AIM OF THE EXERCISE => Your task is to transcribe all the entries exactly, excluding pictures.

DATA SHOWN =>
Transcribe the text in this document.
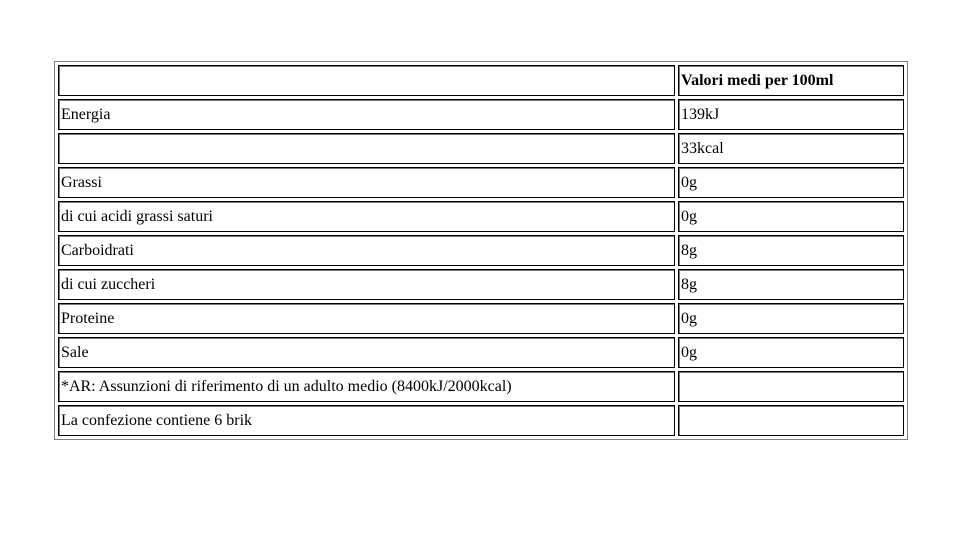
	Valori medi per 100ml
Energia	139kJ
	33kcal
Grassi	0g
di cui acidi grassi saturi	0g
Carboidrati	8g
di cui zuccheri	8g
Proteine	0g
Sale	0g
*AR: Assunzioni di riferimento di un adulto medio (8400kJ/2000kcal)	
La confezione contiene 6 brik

OUTPUT FOR THIS TASK =>
Transcribe the text in this document.
	Valori medi per 100ml
Energia	139kJ
	33kcal
Grassi	0g
di cui acidi grassi saturi	0g
Carboidrati	8g
di cui zuccheri	8g
Proteine	0g
Sale	0g
*AR: Assunzioni di riferimento di un adulto medio (8400kJ/2000kcal)	
La confezione contiene 6 brik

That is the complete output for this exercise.